**Requirement:** From the entries below, pull out each line where "restore" appears.

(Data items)
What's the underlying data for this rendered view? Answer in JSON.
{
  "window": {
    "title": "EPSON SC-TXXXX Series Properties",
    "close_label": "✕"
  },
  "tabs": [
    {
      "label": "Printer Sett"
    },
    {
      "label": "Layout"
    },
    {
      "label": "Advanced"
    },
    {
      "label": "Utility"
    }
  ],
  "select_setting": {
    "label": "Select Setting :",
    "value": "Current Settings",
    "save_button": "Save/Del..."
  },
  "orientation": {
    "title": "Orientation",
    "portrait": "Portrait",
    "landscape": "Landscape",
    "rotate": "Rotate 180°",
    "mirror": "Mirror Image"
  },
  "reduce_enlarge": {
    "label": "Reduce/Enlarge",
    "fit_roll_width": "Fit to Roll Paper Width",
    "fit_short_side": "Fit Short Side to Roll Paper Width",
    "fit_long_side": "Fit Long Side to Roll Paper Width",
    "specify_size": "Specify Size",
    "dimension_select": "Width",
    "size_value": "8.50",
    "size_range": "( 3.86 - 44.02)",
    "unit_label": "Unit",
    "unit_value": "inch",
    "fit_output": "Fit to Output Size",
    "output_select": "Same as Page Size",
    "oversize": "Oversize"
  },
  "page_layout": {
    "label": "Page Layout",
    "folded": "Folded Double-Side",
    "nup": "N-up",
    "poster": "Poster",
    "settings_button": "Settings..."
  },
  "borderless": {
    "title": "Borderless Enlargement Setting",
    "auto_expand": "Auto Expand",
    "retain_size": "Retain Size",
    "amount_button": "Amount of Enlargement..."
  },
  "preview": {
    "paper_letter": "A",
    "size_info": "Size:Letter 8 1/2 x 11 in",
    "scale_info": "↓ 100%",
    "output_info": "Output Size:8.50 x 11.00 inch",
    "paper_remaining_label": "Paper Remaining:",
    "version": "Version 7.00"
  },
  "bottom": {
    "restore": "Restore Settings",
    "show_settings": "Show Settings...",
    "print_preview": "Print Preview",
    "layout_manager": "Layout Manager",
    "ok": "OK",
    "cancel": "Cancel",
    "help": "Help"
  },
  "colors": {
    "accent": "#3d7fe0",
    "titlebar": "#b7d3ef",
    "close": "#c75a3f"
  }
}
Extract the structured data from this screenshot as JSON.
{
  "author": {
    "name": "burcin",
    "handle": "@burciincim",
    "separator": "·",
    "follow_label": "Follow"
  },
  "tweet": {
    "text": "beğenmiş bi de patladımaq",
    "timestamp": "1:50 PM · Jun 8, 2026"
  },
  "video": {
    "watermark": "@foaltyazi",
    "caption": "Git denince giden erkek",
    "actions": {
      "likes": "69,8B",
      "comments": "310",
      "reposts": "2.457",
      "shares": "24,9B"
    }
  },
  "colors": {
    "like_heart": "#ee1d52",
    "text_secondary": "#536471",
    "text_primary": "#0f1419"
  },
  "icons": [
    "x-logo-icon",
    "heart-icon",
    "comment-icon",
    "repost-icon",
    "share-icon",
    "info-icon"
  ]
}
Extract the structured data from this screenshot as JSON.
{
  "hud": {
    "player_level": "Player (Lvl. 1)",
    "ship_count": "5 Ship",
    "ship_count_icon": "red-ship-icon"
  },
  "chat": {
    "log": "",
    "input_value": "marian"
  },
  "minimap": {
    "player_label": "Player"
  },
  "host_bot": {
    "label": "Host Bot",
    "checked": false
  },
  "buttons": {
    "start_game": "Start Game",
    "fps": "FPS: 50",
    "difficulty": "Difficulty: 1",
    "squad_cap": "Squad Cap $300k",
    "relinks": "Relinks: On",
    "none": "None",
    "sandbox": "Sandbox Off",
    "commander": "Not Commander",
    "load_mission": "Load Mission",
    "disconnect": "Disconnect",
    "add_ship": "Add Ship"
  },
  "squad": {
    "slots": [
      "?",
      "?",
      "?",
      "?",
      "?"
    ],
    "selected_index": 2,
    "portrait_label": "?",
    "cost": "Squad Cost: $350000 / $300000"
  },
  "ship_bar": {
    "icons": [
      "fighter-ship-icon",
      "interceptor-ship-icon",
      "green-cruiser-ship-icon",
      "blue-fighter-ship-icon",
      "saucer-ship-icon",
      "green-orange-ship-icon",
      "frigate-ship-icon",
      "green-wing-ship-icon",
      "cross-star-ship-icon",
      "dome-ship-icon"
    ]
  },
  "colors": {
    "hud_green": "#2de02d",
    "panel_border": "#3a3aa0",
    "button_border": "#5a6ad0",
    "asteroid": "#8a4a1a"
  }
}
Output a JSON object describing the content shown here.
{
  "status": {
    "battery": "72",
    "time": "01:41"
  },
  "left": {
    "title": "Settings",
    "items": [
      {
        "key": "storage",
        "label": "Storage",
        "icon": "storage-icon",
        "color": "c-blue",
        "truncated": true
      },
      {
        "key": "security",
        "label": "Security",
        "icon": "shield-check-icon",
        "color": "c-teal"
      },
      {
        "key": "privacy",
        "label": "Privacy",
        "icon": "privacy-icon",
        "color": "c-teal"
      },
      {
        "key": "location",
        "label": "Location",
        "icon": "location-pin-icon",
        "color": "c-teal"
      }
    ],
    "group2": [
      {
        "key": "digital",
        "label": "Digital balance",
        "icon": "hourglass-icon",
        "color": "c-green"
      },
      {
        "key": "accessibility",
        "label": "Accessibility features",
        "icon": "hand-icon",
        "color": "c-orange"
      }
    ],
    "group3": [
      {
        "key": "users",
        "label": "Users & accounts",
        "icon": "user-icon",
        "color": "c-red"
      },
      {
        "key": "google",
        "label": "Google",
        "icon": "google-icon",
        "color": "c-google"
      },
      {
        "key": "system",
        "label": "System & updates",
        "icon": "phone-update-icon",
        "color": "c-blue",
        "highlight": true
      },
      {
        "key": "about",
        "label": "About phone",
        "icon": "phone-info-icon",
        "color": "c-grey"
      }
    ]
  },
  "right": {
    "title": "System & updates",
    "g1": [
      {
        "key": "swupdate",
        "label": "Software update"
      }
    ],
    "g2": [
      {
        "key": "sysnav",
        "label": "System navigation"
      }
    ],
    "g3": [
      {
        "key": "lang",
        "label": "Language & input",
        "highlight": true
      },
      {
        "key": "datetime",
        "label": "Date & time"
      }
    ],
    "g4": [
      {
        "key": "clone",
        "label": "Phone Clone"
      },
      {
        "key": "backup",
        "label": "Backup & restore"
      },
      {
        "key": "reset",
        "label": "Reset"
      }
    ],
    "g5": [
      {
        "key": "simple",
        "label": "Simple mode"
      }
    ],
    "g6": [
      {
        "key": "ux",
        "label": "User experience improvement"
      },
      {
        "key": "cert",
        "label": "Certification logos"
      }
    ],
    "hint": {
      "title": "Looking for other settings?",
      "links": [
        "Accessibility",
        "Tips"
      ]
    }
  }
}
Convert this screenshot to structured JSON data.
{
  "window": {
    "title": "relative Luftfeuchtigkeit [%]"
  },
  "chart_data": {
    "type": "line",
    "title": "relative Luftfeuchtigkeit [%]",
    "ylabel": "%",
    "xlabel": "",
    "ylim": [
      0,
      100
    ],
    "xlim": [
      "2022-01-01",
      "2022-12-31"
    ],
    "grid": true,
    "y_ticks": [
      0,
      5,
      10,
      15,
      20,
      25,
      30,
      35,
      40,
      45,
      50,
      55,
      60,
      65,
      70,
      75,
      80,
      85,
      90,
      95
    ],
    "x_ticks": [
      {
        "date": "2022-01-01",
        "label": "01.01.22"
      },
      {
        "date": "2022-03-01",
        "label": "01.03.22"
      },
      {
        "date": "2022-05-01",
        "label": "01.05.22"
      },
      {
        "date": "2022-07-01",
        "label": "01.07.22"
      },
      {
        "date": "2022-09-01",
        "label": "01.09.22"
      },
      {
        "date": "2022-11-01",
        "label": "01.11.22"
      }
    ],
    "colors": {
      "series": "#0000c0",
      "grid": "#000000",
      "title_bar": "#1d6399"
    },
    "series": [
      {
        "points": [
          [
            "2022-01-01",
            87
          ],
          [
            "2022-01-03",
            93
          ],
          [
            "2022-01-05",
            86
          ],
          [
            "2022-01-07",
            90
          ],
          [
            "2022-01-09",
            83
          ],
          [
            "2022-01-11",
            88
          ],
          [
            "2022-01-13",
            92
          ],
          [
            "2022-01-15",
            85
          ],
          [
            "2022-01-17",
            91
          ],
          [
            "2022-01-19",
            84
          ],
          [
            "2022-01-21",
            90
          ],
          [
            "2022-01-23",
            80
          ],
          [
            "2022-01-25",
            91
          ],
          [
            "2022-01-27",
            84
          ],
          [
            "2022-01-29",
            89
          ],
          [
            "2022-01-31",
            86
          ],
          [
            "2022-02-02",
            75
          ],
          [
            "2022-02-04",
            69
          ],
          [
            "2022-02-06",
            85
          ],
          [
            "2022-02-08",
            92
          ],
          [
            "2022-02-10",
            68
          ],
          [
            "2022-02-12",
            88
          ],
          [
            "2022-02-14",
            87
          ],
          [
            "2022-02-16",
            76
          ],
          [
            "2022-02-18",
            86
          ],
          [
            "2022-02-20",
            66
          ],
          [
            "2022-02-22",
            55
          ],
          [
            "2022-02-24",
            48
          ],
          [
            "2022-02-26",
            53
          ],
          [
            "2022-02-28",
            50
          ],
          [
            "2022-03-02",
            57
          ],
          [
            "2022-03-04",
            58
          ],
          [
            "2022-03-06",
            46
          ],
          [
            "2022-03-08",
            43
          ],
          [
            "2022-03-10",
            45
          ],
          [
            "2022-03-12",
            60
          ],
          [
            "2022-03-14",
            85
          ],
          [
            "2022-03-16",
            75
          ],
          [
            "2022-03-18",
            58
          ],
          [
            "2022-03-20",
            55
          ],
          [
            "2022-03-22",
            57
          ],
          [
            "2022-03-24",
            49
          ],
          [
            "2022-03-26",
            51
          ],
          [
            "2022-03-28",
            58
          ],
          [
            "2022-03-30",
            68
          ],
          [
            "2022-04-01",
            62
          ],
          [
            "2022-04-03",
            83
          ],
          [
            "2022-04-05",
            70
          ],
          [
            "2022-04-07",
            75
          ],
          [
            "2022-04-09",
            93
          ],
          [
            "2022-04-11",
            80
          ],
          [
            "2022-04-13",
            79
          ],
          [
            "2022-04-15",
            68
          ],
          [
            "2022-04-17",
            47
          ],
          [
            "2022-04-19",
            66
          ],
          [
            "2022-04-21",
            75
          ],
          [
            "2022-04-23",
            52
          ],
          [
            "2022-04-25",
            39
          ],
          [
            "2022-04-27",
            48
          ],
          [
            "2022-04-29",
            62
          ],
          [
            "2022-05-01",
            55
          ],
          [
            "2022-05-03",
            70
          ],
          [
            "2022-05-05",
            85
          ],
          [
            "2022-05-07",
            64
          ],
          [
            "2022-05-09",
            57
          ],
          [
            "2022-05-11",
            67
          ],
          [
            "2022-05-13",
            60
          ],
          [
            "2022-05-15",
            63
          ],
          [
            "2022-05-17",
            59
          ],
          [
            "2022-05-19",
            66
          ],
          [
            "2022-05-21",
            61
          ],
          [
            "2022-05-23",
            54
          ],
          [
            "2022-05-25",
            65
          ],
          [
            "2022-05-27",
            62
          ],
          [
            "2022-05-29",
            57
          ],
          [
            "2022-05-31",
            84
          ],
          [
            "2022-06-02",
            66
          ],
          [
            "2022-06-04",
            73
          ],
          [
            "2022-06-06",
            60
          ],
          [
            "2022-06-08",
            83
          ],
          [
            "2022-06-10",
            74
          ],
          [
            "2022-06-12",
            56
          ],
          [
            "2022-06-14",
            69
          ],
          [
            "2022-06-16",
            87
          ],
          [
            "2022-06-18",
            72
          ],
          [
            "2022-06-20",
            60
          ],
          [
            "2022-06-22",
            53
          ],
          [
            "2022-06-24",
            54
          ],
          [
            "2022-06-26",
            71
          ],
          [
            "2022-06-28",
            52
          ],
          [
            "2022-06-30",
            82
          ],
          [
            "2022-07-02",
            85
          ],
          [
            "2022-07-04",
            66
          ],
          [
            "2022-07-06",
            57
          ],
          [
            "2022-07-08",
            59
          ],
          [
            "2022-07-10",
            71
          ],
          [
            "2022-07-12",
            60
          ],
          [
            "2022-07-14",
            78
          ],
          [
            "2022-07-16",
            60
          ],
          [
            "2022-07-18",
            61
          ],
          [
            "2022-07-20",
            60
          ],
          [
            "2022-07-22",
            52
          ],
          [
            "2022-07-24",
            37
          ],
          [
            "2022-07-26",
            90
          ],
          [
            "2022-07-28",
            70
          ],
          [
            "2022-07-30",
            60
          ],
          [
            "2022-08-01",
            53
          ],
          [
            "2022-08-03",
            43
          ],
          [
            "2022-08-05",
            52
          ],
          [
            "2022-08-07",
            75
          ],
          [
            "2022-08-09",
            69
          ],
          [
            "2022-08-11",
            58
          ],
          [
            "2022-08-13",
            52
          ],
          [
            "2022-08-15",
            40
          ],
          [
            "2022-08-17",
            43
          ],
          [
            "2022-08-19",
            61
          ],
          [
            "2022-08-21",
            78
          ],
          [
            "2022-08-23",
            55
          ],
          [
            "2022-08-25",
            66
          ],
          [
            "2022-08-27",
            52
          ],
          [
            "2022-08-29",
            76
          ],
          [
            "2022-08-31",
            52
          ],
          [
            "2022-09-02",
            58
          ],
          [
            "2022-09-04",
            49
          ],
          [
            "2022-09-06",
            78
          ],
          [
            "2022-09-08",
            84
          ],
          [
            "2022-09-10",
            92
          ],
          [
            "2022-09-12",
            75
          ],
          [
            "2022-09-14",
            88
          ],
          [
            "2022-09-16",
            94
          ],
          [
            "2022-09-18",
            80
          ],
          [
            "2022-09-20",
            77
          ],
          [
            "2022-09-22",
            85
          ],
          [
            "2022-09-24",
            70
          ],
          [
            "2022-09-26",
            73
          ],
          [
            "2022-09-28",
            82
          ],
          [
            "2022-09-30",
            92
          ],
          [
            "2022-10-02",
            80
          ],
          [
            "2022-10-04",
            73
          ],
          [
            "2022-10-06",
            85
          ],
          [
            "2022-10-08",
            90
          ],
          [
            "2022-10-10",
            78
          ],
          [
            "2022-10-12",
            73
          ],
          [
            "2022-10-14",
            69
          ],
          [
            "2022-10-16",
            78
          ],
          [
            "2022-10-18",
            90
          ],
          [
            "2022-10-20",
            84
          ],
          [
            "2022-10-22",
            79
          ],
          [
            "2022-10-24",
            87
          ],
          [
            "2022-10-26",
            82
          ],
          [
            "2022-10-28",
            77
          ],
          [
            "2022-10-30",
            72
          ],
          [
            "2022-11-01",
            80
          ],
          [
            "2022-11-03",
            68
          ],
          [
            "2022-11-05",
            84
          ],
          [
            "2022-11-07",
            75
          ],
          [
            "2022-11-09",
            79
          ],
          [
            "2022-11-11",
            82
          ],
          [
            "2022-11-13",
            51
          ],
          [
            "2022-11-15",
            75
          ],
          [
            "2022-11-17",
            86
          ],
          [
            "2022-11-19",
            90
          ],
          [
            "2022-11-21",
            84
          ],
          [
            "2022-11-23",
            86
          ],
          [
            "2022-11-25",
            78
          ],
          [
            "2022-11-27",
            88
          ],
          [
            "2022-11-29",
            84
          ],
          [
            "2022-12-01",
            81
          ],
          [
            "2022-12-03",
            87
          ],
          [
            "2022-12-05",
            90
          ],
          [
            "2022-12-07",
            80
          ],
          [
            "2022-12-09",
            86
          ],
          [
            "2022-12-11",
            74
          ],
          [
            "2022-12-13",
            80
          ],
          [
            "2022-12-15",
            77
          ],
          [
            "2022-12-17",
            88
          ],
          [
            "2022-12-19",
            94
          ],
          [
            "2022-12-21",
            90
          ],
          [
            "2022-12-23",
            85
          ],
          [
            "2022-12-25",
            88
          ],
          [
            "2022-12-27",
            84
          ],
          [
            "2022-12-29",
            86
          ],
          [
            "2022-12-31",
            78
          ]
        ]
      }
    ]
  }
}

**Answer to the problem:**
    "restore": "Restore Settings",
        "label": "Backup & restore"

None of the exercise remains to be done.